=== The task ===
Copy out each line below that has the word "title" in it.

[Stored items]

::::::::::

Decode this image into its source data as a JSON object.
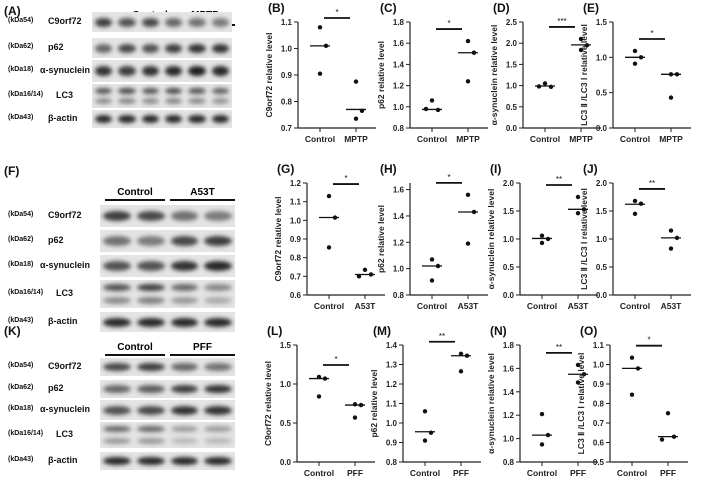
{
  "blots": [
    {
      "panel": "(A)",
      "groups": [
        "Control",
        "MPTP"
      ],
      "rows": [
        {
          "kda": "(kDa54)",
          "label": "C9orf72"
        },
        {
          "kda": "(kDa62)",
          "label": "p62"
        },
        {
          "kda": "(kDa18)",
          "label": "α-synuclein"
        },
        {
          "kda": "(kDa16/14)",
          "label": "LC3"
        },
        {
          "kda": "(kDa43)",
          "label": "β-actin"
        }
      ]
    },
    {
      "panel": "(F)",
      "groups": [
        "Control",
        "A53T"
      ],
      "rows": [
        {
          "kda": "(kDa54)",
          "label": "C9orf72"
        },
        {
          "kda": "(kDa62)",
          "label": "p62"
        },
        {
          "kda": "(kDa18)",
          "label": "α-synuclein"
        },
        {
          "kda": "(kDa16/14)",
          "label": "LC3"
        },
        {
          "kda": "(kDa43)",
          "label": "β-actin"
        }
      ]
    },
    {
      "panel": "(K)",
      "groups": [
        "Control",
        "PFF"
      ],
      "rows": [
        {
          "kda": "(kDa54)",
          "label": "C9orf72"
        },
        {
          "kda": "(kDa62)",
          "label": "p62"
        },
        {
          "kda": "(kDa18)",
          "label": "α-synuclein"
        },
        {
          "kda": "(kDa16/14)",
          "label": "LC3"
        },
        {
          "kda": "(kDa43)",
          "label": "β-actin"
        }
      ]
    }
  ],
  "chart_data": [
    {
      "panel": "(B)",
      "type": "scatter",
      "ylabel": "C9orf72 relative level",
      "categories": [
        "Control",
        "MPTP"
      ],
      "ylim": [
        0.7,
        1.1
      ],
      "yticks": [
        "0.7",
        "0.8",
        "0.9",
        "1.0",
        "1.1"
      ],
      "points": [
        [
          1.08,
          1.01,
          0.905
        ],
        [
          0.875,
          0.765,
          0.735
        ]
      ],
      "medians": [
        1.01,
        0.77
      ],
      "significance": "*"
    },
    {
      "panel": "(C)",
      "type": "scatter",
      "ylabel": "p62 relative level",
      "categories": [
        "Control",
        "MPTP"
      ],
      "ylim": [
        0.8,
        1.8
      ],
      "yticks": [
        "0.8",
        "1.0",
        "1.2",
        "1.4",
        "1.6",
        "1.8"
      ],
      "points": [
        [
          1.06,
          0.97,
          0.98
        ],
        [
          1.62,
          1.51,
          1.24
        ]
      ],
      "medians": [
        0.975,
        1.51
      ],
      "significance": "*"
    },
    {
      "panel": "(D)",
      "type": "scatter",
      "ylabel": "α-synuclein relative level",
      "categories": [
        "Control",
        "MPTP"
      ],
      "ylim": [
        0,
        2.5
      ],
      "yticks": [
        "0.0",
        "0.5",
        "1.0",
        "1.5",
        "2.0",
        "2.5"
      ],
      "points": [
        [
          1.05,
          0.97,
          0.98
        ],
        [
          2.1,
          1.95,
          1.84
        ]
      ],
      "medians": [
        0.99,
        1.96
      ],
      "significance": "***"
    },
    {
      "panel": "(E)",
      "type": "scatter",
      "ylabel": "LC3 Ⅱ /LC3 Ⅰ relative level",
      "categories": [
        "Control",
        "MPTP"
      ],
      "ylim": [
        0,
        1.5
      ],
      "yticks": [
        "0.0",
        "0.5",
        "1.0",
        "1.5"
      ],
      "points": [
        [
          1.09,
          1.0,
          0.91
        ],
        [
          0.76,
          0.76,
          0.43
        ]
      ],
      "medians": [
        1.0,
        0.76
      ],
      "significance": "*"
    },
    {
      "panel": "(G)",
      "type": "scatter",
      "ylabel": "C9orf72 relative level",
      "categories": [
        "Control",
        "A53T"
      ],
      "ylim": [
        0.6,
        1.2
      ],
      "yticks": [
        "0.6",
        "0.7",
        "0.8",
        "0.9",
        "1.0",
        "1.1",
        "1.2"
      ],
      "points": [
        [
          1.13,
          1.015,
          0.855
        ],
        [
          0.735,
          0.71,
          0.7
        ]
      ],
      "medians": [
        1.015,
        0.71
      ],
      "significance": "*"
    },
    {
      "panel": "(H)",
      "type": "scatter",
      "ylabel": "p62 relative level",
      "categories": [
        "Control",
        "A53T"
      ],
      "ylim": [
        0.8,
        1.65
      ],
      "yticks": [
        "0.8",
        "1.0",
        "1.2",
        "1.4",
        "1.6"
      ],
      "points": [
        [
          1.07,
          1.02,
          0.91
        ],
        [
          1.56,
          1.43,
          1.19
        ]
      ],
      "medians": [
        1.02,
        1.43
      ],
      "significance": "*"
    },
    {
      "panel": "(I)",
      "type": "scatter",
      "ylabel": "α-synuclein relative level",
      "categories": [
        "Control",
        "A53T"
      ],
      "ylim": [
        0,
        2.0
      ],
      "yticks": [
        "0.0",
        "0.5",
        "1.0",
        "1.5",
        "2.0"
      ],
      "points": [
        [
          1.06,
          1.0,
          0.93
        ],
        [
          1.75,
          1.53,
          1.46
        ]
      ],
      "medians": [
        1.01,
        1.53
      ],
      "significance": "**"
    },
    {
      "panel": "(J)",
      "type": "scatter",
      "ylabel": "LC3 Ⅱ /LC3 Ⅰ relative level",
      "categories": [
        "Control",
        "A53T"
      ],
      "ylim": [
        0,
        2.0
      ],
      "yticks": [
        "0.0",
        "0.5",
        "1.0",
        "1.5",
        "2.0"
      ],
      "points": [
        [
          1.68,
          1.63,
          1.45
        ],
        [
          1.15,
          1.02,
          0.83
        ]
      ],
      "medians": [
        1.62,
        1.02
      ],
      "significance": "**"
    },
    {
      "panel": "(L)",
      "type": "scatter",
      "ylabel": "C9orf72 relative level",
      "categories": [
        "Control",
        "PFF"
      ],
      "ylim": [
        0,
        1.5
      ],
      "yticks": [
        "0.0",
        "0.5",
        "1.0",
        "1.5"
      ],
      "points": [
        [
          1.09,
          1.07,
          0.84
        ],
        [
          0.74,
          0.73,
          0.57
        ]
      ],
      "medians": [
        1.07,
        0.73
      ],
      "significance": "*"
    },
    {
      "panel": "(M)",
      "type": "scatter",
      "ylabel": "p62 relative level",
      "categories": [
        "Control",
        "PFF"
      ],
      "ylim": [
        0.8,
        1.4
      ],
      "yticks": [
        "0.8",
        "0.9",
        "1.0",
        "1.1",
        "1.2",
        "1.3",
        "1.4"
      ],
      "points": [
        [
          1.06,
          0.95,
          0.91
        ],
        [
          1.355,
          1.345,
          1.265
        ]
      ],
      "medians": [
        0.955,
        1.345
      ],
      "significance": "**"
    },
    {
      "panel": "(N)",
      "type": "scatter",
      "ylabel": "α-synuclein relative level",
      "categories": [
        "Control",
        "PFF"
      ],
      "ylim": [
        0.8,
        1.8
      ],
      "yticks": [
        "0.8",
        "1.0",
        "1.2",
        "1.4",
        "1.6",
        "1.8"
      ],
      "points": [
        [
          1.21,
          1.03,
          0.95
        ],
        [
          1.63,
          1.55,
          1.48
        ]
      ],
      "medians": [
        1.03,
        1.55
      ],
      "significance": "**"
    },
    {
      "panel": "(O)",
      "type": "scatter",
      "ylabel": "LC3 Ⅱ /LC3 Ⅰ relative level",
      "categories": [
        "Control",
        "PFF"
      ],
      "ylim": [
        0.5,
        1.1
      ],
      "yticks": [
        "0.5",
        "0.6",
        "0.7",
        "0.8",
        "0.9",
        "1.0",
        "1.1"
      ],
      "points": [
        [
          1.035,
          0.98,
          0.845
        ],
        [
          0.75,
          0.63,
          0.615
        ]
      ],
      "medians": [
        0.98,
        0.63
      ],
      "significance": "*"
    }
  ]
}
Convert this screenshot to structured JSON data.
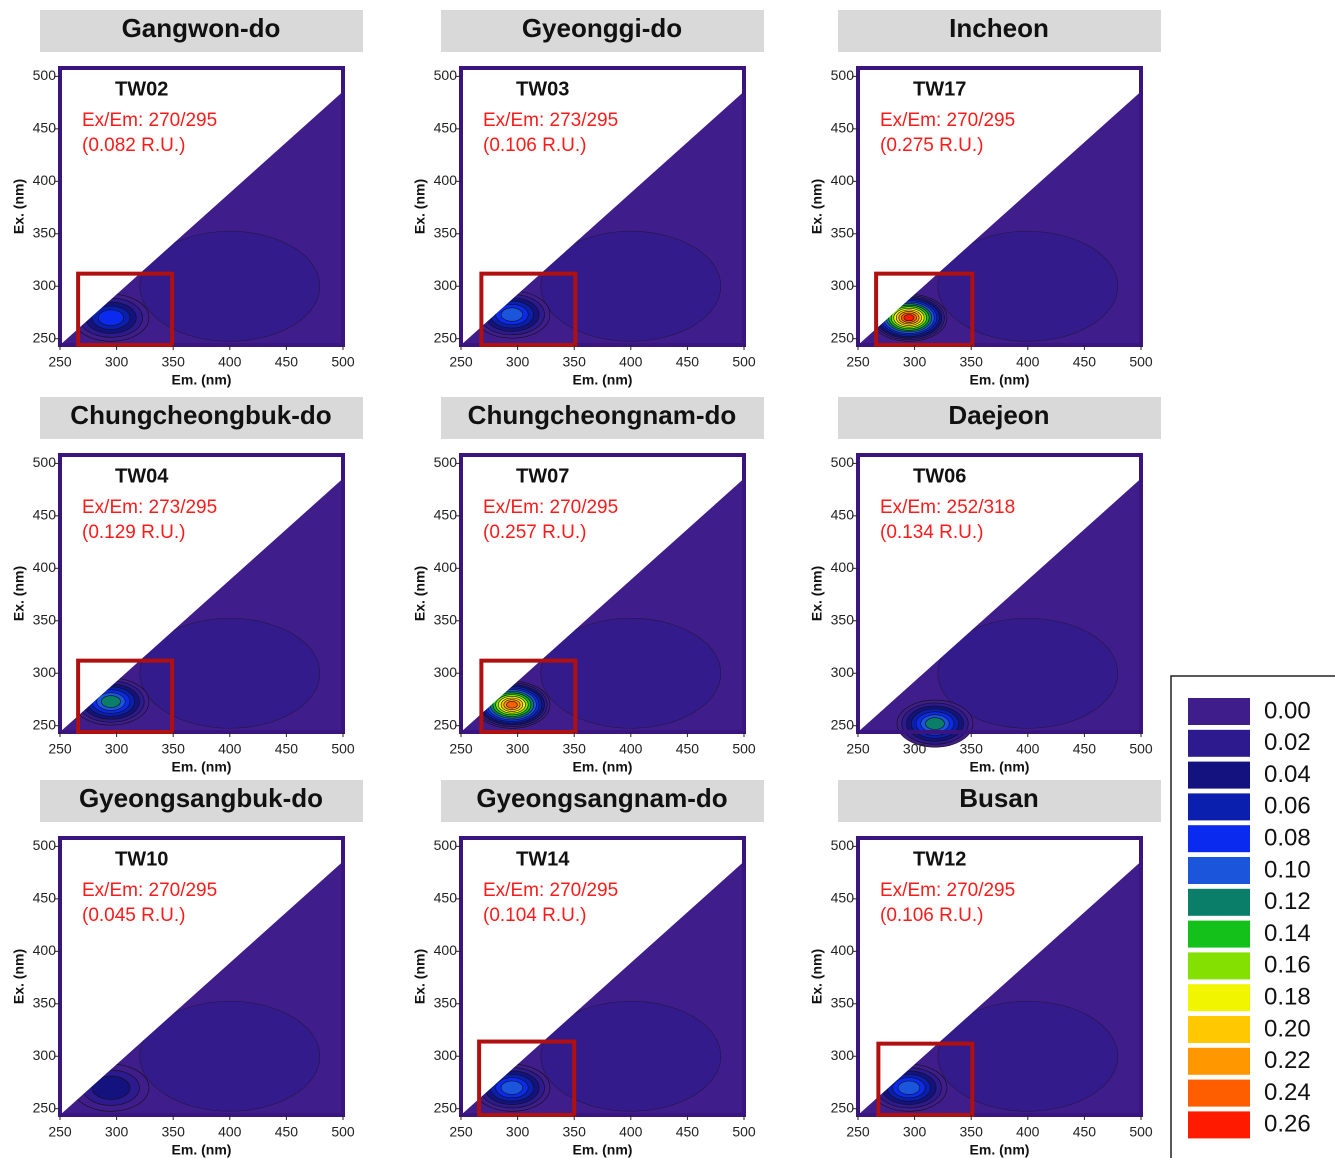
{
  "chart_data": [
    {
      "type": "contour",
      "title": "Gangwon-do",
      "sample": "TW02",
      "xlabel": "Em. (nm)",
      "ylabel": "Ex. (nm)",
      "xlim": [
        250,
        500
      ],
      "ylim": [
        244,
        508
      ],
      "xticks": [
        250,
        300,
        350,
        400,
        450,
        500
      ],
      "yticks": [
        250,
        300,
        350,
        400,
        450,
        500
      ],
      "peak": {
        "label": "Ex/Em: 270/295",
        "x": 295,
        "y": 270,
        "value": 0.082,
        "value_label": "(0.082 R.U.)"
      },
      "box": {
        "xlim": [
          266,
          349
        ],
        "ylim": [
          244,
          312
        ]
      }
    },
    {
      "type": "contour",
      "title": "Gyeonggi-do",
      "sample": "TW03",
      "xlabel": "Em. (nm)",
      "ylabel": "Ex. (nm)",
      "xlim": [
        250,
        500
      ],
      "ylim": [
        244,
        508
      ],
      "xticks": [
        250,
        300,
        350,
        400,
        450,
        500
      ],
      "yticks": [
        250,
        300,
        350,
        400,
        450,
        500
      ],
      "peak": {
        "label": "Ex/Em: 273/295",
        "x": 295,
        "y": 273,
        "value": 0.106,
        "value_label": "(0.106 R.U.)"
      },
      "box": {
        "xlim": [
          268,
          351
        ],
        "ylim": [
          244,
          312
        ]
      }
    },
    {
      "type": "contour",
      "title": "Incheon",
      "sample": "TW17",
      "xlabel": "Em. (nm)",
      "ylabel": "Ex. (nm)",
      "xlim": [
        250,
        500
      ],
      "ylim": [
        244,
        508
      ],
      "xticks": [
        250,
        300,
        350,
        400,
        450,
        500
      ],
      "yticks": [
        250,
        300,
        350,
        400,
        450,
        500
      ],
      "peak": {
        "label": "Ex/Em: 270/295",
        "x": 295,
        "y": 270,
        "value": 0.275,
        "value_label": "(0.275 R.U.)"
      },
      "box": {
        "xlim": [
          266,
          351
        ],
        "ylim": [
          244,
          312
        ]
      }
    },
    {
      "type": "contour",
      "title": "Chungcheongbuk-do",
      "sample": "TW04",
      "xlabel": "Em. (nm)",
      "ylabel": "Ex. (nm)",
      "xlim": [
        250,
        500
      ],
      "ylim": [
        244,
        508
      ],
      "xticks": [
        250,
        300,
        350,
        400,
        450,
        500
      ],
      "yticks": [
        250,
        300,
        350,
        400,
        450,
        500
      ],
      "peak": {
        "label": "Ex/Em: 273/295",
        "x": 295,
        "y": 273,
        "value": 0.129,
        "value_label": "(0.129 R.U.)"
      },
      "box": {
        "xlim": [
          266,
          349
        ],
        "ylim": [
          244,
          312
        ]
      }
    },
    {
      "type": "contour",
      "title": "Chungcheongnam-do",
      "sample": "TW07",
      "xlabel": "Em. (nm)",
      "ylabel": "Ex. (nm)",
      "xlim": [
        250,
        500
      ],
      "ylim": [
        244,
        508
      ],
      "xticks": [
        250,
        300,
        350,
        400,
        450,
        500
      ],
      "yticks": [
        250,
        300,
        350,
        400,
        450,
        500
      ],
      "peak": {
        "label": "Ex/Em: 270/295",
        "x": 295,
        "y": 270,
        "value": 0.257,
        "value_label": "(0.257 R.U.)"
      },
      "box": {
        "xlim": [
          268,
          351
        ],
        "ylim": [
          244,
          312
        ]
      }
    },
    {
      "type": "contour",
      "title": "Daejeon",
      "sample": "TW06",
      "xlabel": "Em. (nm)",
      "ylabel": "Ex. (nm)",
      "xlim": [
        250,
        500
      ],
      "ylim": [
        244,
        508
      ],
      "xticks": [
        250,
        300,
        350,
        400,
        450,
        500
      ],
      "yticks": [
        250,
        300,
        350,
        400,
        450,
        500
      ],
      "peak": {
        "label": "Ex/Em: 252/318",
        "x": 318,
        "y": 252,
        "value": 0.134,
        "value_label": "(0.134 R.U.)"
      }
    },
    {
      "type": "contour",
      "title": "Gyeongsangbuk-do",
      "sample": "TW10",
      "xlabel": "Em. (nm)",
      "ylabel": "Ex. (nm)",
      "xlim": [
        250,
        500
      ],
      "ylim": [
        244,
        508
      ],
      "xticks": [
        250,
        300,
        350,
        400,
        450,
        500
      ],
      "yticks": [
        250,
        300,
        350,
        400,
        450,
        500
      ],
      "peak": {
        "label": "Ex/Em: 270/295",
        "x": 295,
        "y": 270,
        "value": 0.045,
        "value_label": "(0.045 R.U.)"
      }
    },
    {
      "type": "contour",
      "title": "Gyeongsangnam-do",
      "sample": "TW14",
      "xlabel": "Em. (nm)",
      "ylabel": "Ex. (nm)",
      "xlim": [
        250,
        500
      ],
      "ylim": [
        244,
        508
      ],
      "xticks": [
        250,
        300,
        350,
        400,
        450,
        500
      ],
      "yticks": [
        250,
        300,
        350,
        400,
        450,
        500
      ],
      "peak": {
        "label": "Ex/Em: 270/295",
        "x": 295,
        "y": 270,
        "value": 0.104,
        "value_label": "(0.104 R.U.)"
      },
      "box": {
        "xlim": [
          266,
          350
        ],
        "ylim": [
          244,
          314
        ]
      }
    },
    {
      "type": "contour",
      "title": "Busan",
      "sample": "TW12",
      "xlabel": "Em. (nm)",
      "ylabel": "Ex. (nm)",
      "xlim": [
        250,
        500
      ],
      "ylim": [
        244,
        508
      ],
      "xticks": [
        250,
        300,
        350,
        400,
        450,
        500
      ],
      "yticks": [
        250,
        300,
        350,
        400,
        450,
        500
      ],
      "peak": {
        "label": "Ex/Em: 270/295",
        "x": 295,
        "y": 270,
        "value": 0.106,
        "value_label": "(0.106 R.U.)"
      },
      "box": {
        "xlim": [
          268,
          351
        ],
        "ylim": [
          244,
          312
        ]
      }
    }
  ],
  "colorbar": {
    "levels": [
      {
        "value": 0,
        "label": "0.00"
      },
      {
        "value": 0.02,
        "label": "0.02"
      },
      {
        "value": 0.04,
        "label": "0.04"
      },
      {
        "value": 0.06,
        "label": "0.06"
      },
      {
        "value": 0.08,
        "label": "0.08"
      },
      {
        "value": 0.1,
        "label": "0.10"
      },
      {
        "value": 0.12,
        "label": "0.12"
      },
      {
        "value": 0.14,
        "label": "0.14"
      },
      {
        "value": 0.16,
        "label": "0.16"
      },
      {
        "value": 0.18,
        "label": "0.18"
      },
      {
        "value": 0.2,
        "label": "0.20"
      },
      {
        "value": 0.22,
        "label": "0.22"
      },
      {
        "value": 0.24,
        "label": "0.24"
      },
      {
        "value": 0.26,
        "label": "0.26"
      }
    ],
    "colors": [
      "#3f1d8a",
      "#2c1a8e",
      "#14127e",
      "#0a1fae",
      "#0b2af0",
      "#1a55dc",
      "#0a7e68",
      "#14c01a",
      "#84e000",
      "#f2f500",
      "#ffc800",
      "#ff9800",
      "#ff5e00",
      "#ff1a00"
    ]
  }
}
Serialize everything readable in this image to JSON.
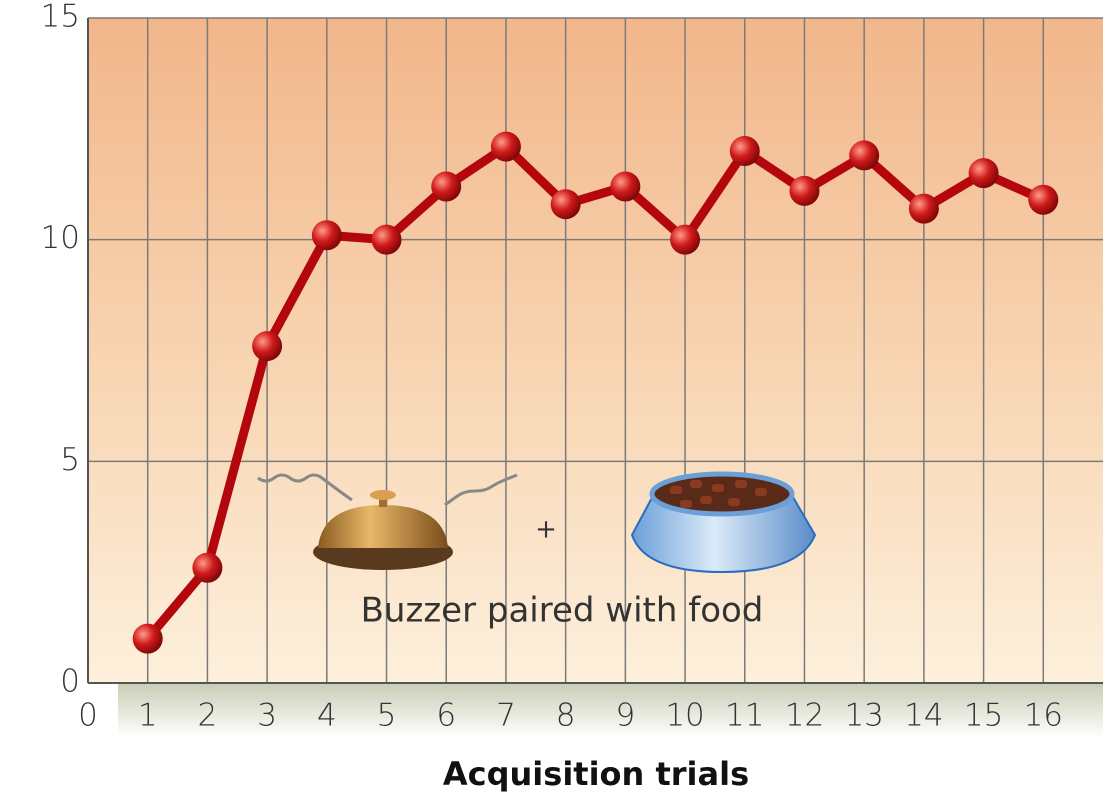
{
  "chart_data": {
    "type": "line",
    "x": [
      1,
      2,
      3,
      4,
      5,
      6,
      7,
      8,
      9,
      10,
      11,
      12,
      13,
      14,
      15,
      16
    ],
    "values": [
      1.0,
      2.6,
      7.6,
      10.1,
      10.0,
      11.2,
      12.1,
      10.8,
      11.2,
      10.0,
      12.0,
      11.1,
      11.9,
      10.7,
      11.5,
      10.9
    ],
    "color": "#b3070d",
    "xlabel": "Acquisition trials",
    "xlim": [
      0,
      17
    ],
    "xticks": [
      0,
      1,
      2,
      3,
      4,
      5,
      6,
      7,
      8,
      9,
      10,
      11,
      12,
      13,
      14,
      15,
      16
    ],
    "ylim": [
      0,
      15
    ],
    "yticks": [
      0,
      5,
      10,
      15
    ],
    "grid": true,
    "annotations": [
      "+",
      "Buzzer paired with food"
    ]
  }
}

::::::::::

=== Exercise answer ===
      "title": "Gangwon-do",
      "title": "Gyeonggi-do",
      "title": "Incheon",
      "title": "Chungcheongbuk-do",
      "title": "Chungcheongnam-do",
      "title": "Daejeon",
      "title": "Gyeongsangbuk-do",
      "title": "Gyeongsangnam-do",
      "title": "Busan",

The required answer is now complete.